> Exercise
Retype the whole listing verbatim and keep the pictures out of it.

Data extracted from a collection
--- begin ---
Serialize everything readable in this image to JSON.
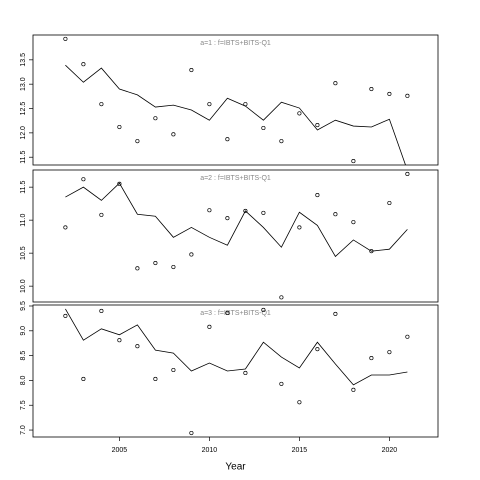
{
  "chart_data": [
    {
      "type": "line",
      "title": "a=1 : f=IBTS+BITS-Q1",
      "x": [
        2002,
        2003,
        2004,
        2005,
        2006,
        2007,
        2008,
        2009,
        2010,
        2011,
        2012,
        2013,
        2014,
        2015,
        2016,
        2017,
        2018,
        2019,
        2020,
        2021
      ],
      "series": [
        {
          "style": "line",
          "color": "#000000",
          "values": [
            13.39,
            13.04,
            13.33,
            12.9,
            12.78,
            12.53,
            12.57,
            12.47,
            12.26,
            12.71,
            12.55,
            12.26,
            12.63,
            12.51,
            12.06,
            12.26,
            12.14,
            12.12,
            12.28,
            11.23
          ]
        },
        {
          "style": "points",
          "color": "#000000",
          "values": [
            13.93,
            13.41,
            12.59,
            12.12,
            11.83,
            12.3,
            11.97,
            13.29,
            12.59,
            11.87,
            12.59,
            12.1,
            11.83,
            12.4,
            12.16,
            13.02,
            11.42,
            12.9,
            12.8,
            12.76
          ]
        }
      ],
      "xlim": [
        2000.2,
        2022.7
      ],
      "ylim": [
        11.34,
        14.01
      ],
      "yticks": [
        11.5,
        {
          "value": 12,
          "label": "12.0"
        },
        12.5,
        {
          "value": 13,
          "label": "13.0"
        },
        13.5
      ]
    },
    {
      "type": "line",
      "title": "a=2 : f=IBTS+BITS-Q1",
      "x": [
        2002,
        2003,
        2004,
        2005,
        2006,
        2007,
        2008,
        2009,
        2010,
        2011,
        2012,
        2013,
        2014,
        2015,
        2016,
        2017,
        2018,
        2019,
        2020,
        2021
      ],
      "series": [
        {
          "style": "line",
          "color": "#000000",
          "values": [
            11.35,
            11.5,
            11.3,
            11.56,
            11.09,
            11.06,
            10.74,
            10.89,
            10.74,
            10.62,
            11.14,
            10.89,
            10.59,
            11.12,
            10.92,
            10.45,
            10.7,
            10.53,
            10.56,
            10.86
          ]
        },
        {
          "style": "points",
          "color": "#000000",
          "values": [
            10.89,
            11.62,
            11.08,
            11.55,
            10.27,
            10.35,
            10.29,
            10.48,
            11.15,
            11.03,
            11.14,
            11.11,
            9.83,
            10.89,
            11.38,
            11.09,
            10.97,
            10.53,
            11.26,
            11.7
          ]
        }
      ],
      "xlim": [
        2000.2,
        2022.7
      ],
      "ylim": [
        9.76,
        11.76
      ],
      "yticks": [
        {
          "value": 10,
          "label": "10.0"
        },
        10.5,
        {
          "value": 11,
          "label": "11.0"
        },
        11.5
      ]
    },
    {
      "type": "line",
      "title": "a=3 : f=IBTS+BITS-Q1",
      "x": [
        2002,
        2003,
        2004,
        2005,
        2006,
        2007,
        2008,
        2009,
        2010,
        2011,
        2012,
        2013,
        2014,
        2015,
        2016,
        2017,
        2018,
        2019,
        2020,
        2021
      ],
      "series": [
        {
          "style": "line",
          "color": "#000000",
          "values": [
            9.44,
            8.81,
            9.04,
            8.92,
            9.12,
            8.61,
            8.55,
            8.19,
            8.35,
            8.19,
            8.23,
            8.77,
            8.47,
            8.25,
            8.77,
            8.33,
            7.91,
            8.11,
            8.11,
            8.17
          ]
        },
        {
          "style": "points",
          "color": "#000000",
          "values": [
            9.3,
            8.03,
            9.4,
            8.81,
            8.69,
            8.03,
            8.21,
            6.94,
            9.08,
            9.36,
            8.15,
            9.42,
            7.93,
            7.56,
            8.63,
            9.34,
            7.81,
            8.45,
            8.57,
            8.88
          ]
        }
      ],
      "xlim": [
        2000.2,
        2022.7
      ],
      "ylim": [
        6.86,
        9.52
      ],
      "yticks": [
        {
          "value": 7,
          "label": "7.0"
        },
        7.5,
        {
          "value": 8,
          "label": "8.0"
        },
        8.5,
        {
          "value": 9,
          "label": "9.0"
        },
        9.5
      ],
      "xticks": [
        2005,
        2010,
        2015,
        2020
      ],
      "xlabel": "Year"
    }
  ]
}
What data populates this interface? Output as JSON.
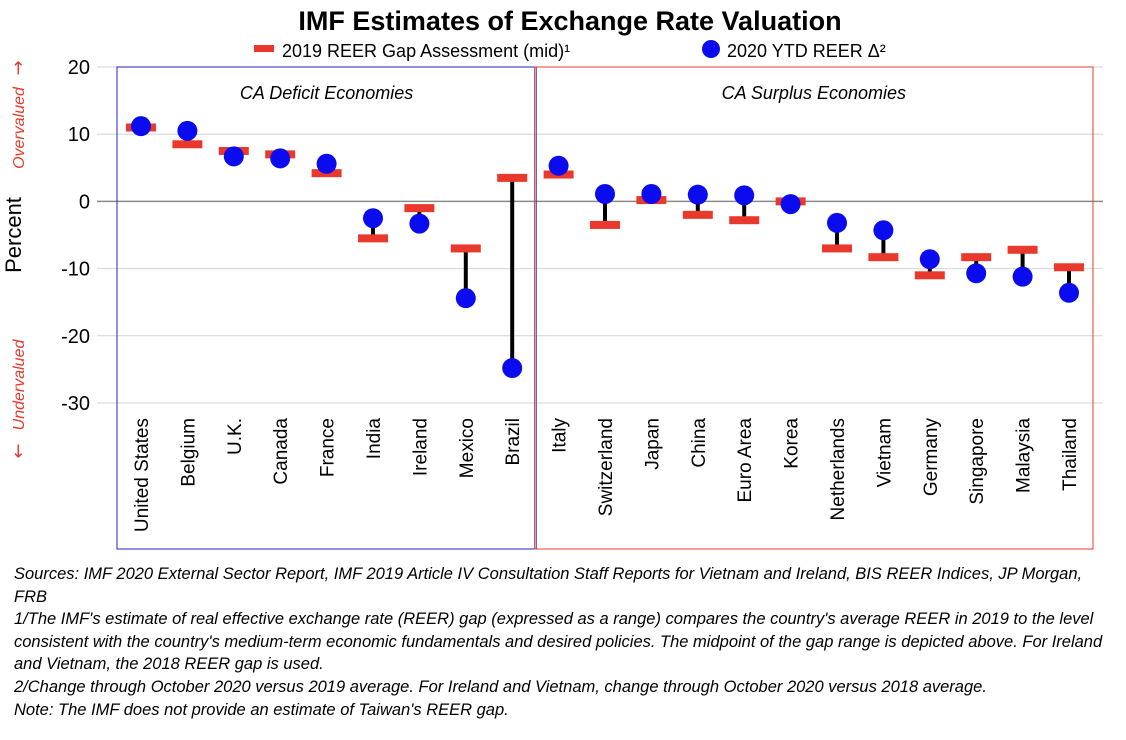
--- end ---
> Response to the task
Serialize everything readable in this image to JSON.
{
  "chart_data": [
    {
      "type": "line",
      "title": "a=1 : f=IBTS+BITS-Q1",
      "x": [
        2002,
        2003,
        2004,
        2005,
        2006,
        2007,
        2008,
        2009,
        2010,
        2011,
        2012,
        2013,
        2014,
        2015,
        2016,
        2017,
        2018,
        2019,
        2020,
        2021
      ],
      "series": [
        {
          "style": "line",
          "color": "#000000",
          "values": [
            13.39,
            13.04,
            13.33,
            12.9,
            12.78,
            12.53,
            12.57,
            12.47,
            12.26,
            12.71,
            12.55,
            12.26,
            12.63,
            12.51,
            12.06,
            12.26,
            12.14,
            12.12,
            12.28,
            11.23
          ]
        },
        {
          "style": "points",
          "color": "#000000",
          "values": [
            13.93,
            13.41,
            12.59,
            12.12,
            11.83,
            12.3,
            11.97,
            13.29,
            12.59,
            11.87,
            12.59,
            12.1,
            11.83,
            12.4,
            12.16,
            13.02,
            11.42,
            12.9,
            12.8,
            12.76
          ]
        }
      ],
      "xlim": [
        2000.2,
        2022.7
      ],
      "ylim": [
        11.34,
        14.01
      ],
      "yticks": [
        11.5,
        {
          "value": 12,
          "label": "12.0"
        },
        12.5,
        {
          "value": 13,
          "label": "13.0"
        },
        13.5
      ]
    },
    {
      "type": "line",
      "title": "a=2 : f=IBTS+BITS-Q1",
      "x": [
        2002,
        2003,
        2004,
        2005,
        2006,
        2007,
        2008,
        2009,
        2010,
        2011,
        2012,
        2013,
        2014,
        2015,
        2016,
        2017,
        2018,
        2019,
        2020,
        2021
      ],
      "series": [
        {
          "style": "line",
          "color": "#000000",
          "values": [
            11.35,
            11.5,
            11.3,
            11.56,
            11.09,
            11.06,
            10.74,
            10.89,
            10.74,
            10.62,
            11.14,
            10.89,
            10.59,
            11.12,
            10.92,
            10.45,
            10.7,
            10.53,
            10.56,
            10.86
          ]
        },
        {
          "style": "points",
          "color": "#000000",
          "values": [
            10.89,
            11.62,
            11.08,
            11.55,
            10.27,
            10.35,
            10.29,
            10.48,
            11.15,
            11.03,
            11.14,
            11.11,
            9.83,
            10.89,
            11.38,
            11.09,
            10.97,
            10.53,
            11.26,
            11.7
          ]
        }
      ],
      "xlim": [
        2000.2,
        2022.7
      ],
      "ylim": [
        9.76,
        11.76
      ],
      "yticks": [
        {
          "value": 10,
          "label": "10.0"
        },
        10.5,
        {
          "value": 11,
          "label": "11.0"
        },
        11.5
      ]
    },
    {
      "type": "line",
      "title": "a=3 : f=IBTS+BITS-Q1",
      "x": [
        2002,
        2003,
        2004,
        2005,
        2006,
        2007,
        2008,
        2009,
        2010,
        2011,
        2012,
        2013,
        2014,
        2015,
        2016,
        2017,
        2018,
        2019,
        2020,
        2021
      ],
      "series": [
        {
          "style": "line",
          "color": "#000000",
          "values": [
            9.44,
            8.81,
            9.04,
            8.92,
            9.12,
            8.61,
            8.55,
            8.19,
            8.35,
            8.19,
            8.23,
            8.77,
            8.47,
            8.25,
            8.77,
            8.33,
            7.91,
            8.11,
            8.11,
            8.17
          ]
        },
        {
          "style": "points",
          "color": "#000000",
          "values": [
            9.3,
            8.03,
            9.4,
            8.81,
            8.69,
            8.03,
            8.21,
            6.94,
            9.08,
            9.36,
            8.15,
            9.42,
            7.93,
            7.56,
            8.63,
            9.34,
            7.81,
            8.45,
            8.57,
            8.88
          ]
        }
      ],
      "xlim": [
        2000.2,
        2022.7
      ],
      "ylim": [
        6.86,
        9.52
      ],
      "yticks": [
        {
          "value": 7,
          "label": "7.0"
        },
        7.5,
        {
          "value": 8,
          "label": "8.0"
        },
        8.5,
        {
          "value": 9,
          "label": "9.0"
        },
        9.5
      ],
      "xticks": [
        2005,
        2010,
        2015,
        2020
      ],
      "xlabel": "Year"
    }
  ]
}
What data populates this interface? Output as JSON.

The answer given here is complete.